---- Extracted material

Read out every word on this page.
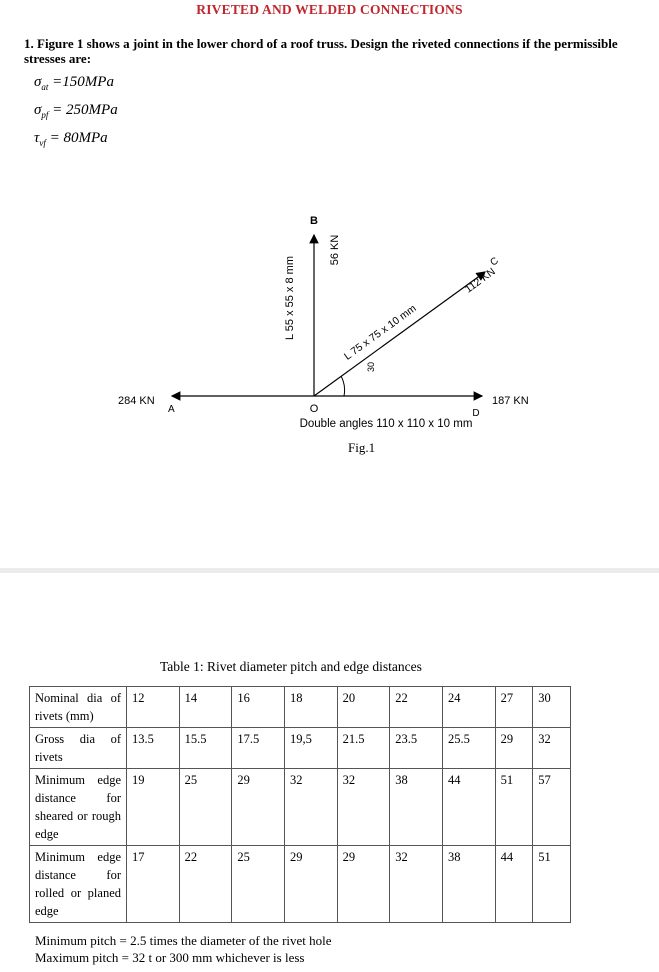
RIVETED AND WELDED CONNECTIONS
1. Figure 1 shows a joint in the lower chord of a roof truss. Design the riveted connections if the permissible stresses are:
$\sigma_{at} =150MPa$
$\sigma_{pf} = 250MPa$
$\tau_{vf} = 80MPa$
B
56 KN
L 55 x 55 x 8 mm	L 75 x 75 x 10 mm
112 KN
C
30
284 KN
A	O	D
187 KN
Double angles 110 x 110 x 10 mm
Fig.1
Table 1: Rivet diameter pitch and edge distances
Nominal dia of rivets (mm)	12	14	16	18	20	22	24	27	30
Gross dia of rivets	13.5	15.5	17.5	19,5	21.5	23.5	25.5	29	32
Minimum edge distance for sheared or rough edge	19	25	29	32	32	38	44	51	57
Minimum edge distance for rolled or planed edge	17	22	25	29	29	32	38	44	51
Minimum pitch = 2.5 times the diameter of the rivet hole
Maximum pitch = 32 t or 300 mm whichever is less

--------
---- Extracted material

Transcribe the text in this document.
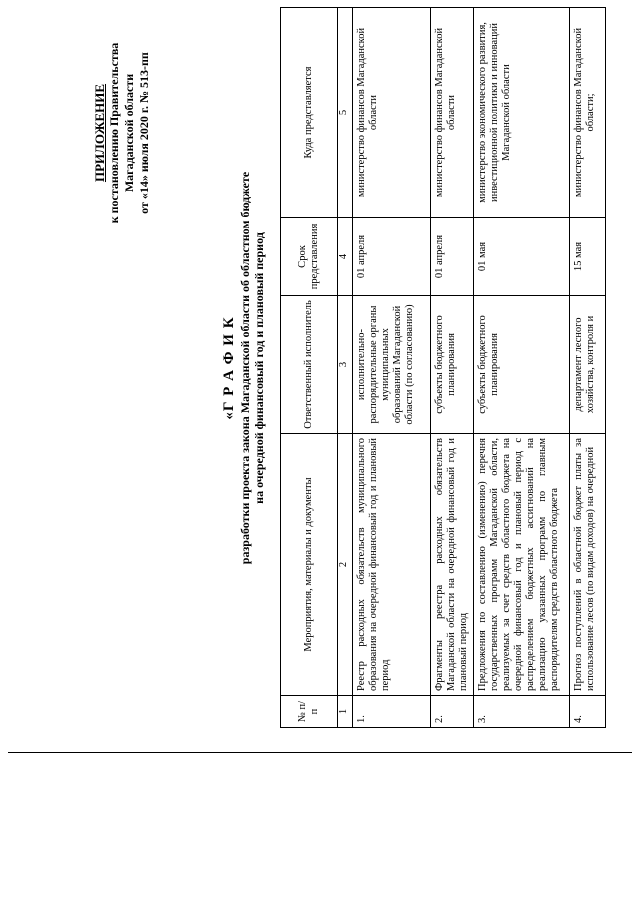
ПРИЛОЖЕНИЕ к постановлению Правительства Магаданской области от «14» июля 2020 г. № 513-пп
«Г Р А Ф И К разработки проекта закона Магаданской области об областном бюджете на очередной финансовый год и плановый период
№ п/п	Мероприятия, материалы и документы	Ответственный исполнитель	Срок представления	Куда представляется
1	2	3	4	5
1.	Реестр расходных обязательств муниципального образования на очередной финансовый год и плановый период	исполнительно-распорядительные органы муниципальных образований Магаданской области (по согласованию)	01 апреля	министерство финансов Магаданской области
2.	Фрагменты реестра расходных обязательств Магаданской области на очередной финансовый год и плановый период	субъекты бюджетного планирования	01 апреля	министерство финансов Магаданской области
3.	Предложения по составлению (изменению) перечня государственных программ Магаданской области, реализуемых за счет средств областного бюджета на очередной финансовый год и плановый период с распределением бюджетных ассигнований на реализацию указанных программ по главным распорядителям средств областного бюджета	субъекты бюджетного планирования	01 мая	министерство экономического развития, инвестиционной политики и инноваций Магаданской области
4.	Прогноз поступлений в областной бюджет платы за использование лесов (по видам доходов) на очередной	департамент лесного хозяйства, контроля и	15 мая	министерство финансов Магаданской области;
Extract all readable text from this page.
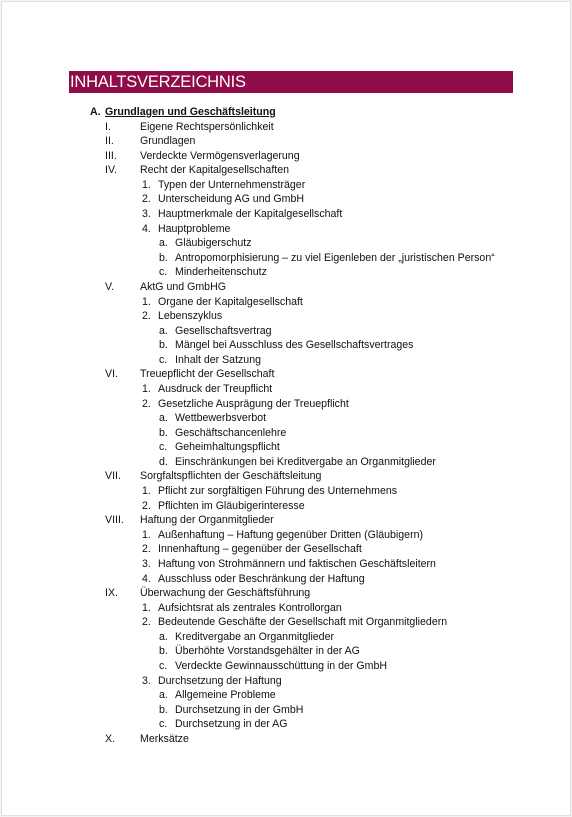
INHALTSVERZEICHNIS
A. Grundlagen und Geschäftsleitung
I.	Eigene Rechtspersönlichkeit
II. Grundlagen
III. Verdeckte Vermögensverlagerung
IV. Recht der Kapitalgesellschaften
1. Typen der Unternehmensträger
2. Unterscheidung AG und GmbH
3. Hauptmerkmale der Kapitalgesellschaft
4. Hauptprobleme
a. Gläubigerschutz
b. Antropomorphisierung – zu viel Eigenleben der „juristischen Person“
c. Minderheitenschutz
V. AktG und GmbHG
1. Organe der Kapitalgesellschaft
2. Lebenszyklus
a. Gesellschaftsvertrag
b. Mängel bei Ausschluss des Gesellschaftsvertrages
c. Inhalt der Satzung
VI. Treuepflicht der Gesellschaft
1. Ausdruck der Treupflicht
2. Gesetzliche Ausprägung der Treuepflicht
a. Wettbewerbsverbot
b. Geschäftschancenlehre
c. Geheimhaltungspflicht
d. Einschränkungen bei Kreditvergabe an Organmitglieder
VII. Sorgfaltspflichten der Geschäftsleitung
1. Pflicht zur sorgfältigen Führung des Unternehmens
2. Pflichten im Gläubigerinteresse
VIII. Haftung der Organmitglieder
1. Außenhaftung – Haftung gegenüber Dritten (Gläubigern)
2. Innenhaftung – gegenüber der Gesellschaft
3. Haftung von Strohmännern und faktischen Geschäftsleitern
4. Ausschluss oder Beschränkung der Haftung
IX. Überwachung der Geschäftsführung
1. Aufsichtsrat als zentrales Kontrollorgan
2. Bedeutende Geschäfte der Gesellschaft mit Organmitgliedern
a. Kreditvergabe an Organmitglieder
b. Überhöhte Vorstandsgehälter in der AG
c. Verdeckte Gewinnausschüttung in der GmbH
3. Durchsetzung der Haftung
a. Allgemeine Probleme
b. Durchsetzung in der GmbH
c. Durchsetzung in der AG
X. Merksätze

--------

**Work to do**.
Search the entries for the string "Minimum" and collect each line that has it.

**Expected answer**.
Minimum edge distance for sheared or rough edge	19	25	29	32	32	38	44	51	57
Minimum edge distance for rolled or planed edge	17	22	25	29	29	32	38	44	51
Minimum pitch = 2.5 times the diameter of the rivet hole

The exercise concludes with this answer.